[begin Extracted data]
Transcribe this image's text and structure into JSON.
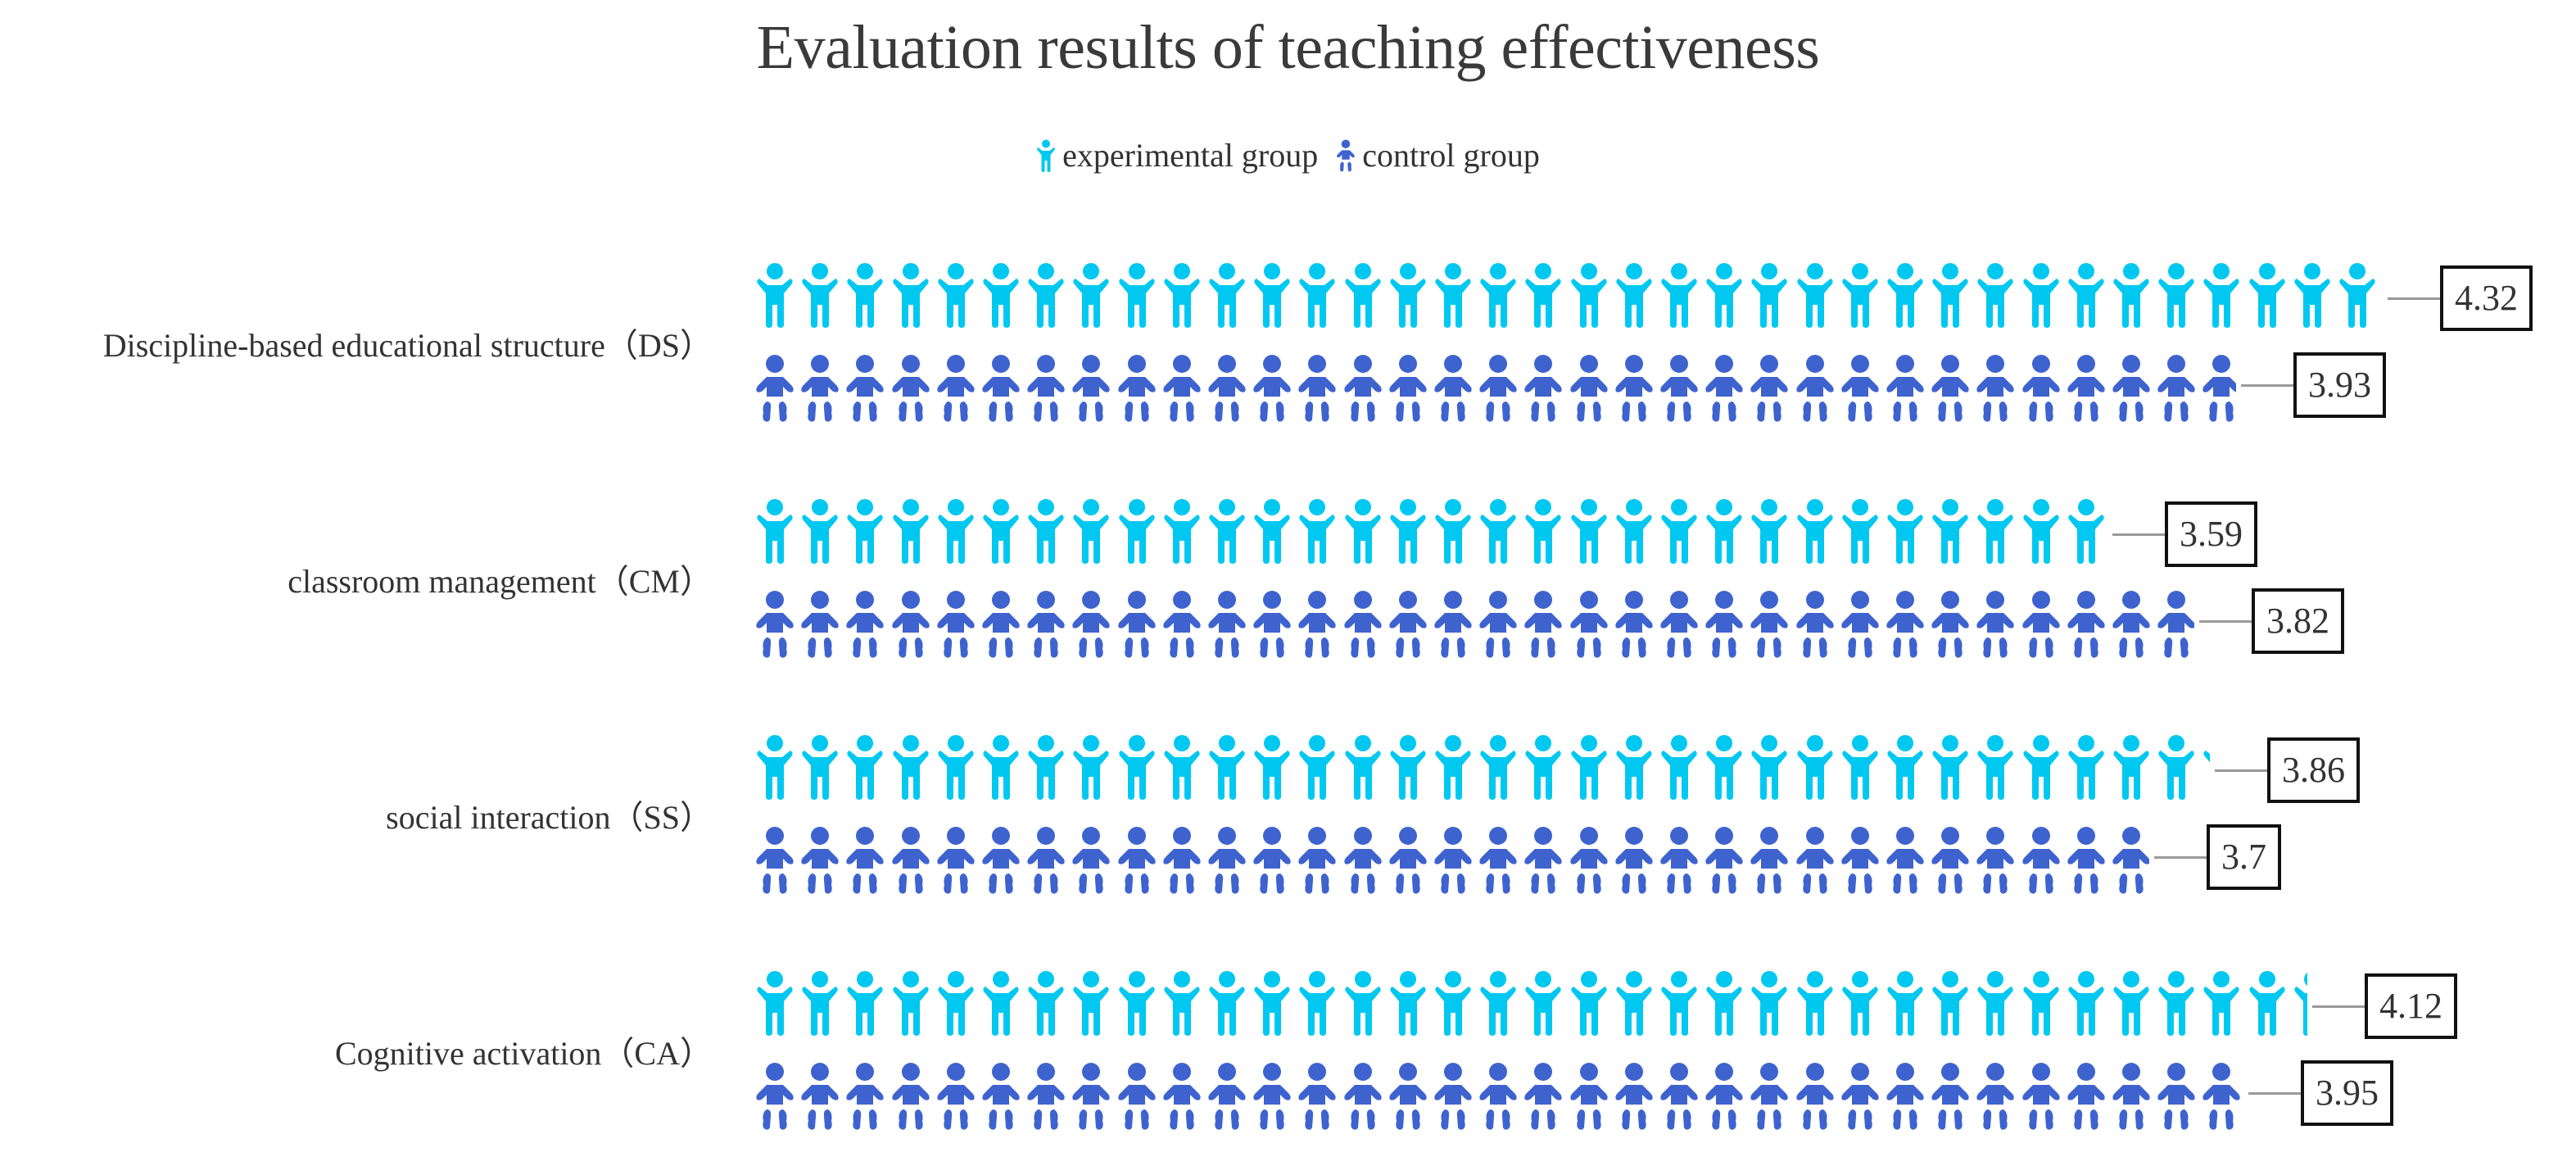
{
  "chart_data": {
    "type": "pictorial-bar",
    "title": "Evaluation results of teaching effectiveness",
    "xlabel": "",
    "ylabel": "",
    "legend_position": "top",
    "grid": false,
    "unit_per_icon": 0.12,
    "categories": [
      "Discipline-based educational structure（DS）",
      "classroom management（CM）",
      "social interaction（SS）",
      "Cognitive activation（CA）"
    ],
    "series": [
      {
        "name": "experimental group",
        "color": "#00C8F0",
        "icon": "child-arms-raised-icon",
        "values": [
          4.32,
          3.59,
          3.86,
          4.12
        ]
      },
      {
        "name": "control group",
        "color": "#3E63CF",
        "icon": "baby-icon",
        "values": [
          3.93,
          3.82,
          3.7,
          3.95
        ]
      }
    ],
    "value_labels": [
      [
        "4.32",
        "3.93"
      ],
      [
        "3.59",
        "3.82"
      ],
      [
        "3.86",
        "3.7"
      ],
      [
        "4.12",
        "3.95"
      ]
    ]
  },
  "title": "Evaluation results of teaching effectiveness",
  "legend": [
    {
      "label": "experimental group",
      "icon": "child-arms-raised-icon",
      "color": "#00C8F0"
    },
    {
      "label": "control group",
      "icon": "baby-icon",
      "color": "#3E63CF"
    }
  ]
}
[end Extracted data]
What you have to do -
List all lines where "teaching" occurs.

Answer for this exercise -
    "title": "Evaluation results of teaching effectiveness",
  "title": "Evaluation results of teaching effectiveness",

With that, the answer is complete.